• Data listing:
* BEGIN *

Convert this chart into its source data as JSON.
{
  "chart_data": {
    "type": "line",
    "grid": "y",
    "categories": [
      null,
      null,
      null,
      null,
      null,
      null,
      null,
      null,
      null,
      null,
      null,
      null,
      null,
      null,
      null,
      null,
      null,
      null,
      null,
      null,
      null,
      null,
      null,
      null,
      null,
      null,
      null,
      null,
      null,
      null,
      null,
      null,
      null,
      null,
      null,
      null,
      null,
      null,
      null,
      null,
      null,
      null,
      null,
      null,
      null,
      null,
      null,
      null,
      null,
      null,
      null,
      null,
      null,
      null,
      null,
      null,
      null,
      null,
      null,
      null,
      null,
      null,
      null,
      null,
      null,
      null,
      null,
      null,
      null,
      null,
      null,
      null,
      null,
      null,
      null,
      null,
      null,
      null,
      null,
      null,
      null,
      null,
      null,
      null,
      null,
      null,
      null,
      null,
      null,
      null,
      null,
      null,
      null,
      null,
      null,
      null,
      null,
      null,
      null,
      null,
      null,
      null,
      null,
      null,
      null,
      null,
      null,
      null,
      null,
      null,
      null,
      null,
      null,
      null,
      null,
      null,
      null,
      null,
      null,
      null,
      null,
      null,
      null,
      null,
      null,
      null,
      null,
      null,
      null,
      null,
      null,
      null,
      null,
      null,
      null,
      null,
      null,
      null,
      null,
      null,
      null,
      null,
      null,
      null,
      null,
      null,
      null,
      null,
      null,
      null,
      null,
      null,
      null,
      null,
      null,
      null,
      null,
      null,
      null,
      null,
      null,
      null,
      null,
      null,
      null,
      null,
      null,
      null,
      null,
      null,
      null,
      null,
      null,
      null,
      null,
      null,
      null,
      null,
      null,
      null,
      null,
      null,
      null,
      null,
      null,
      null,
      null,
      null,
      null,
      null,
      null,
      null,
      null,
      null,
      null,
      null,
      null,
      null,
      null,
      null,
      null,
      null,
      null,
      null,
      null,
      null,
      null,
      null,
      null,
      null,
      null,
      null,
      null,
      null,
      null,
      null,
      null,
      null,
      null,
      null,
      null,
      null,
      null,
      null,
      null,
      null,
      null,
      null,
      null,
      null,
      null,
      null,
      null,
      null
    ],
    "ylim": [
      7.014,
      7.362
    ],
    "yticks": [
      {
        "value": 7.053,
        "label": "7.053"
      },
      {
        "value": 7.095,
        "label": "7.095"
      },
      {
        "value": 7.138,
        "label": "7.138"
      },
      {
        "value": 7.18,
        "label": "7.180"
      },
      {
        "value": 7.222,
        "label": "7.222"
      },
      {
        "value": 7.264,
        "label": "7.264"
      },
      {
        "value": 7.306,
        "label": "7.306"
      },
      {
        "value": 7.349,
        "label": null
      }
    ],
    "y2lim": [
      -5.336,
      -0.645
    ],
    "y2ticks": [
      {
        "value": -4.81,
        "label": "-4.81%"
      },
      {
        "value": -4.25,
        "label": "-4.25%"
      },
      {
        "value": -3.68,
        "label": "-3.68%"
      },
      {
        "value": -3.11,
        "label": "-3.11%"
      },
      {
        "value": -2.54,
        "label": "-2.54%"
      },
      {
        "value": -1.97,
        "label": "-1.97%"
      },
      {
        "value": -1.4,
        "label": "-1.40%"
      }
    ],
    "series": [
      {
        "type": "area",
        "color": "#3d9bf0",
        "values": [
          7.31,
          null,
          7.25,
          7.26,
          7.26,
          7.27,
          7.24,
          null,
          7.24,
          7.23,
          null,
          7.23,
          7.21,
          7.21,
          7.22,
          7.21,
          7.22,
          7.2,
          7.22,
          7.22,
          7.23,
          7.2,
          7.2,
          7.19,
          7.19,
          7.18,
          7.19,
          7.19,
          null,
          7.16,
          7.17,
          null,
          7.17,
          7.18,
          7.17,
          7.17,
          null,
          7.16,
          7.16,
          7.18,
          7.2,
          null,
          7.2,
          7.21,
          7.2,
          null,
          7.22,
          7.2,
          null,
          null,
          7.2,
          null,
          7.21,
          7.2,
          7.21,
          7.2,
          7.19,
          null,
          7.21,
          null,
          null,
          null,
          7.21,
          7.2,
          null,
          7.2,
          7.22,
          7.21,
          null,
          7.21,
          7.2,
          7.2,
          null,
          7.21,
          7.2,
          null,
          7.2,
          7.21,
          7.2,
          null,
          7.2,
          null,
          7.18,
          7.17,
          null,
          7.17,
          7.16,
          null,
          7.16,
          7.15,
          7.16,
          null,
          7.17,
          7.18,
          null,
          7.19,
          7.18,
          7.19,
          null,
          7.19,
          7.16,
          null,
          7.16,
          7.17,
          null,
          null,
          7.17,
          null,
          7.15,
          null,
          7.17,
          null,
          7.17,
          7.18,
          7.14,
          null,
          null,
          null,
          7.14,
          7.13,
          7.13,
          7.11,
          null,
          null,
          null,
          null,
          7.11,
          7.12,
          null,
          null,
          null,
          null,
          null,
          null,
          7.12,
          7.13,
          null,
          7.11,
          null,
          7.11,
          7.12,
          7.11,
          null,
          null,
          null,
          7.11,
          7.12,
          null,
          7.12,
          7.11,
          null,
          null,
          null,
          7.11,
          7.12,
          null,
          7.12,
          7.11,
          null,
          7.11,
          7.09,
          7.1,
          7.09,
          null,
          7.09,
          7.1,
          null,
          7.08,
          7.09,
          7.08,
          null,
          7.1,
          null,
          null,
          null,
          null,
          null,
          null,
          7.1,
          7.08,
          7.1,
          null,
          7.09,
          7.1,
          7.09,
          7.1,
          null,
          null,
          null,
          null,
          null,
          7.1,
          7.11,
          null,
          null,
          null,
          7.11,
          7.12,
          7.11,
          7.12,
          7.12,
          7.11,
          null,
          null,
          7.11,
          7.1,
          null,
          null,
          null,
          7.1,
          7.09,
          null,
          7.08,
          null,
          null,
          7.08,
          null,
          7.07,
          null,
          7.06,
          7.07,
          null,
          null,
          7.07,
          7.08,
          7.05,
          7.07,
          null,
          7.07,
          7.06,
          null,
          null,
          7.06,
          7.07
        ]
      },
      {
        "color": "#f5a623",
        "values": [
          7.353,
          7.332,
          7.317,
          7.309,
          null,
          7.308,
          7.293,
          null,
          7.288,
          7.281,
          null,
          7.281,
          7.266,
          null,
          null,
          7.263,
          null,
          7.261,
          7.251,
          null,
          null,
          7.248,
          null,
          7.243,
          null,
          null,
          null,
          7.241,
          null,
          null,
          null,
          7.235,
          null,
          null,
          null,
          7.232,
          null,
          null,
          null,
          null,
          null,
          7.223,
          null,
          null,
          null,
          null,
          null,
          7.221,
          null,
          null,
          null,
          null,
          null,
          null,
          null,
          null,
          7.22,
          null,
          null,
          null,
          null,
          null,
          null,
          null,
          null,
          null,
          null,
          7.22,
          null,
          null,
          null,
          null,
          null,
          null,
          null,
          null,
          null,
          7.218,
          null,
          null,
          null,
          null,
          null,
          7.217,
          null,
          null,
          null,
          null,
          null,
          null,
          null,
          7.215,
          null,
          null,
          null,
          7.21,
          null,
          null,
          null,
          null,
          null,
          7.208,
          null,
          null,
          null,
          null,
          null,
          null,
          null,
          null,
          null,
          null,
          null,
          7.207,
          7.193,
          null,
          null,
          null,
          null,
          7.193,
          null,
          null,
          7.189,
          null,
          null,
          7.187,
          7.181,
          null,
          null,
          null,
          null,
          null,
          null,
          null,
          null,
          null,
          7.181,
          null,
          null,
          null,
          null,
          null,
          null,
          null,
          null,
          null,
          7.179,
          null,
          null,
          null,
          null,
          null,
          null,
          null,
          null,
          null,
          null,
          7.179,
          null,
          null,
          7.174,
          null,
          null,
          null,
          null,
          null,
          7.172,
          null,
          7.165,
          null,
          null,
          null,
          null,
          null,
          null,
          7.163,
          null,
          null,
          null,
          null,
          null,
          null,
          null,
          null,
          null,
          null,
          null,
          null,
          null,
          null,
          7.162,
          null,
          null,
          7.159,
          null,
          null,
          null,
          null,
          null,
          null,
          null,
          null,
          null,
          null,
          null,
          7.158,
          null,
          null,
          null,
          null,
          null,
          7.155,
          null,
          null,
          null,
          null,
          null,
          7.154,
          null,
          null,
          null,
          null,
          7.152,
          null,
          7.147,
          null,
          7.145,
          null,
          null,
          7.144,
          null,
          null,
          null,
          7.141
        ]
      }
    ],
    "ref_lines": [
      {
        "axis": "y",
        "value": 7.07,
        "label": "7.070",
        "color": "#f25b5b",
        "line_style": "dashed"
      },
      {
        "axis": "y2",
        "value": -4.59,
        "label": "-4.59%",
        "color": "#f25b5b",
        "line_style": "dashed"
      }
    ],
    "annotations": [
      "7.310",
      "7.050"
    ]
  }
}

* END *

• Written exercise: In the entries above, find every line holding the word "color" and copy it out.

• Complete answer:
        "color": "#3d9bf0",
        "color": "#f5a623",
        "color": "#f25b5b",
        "color": "#f25b5b",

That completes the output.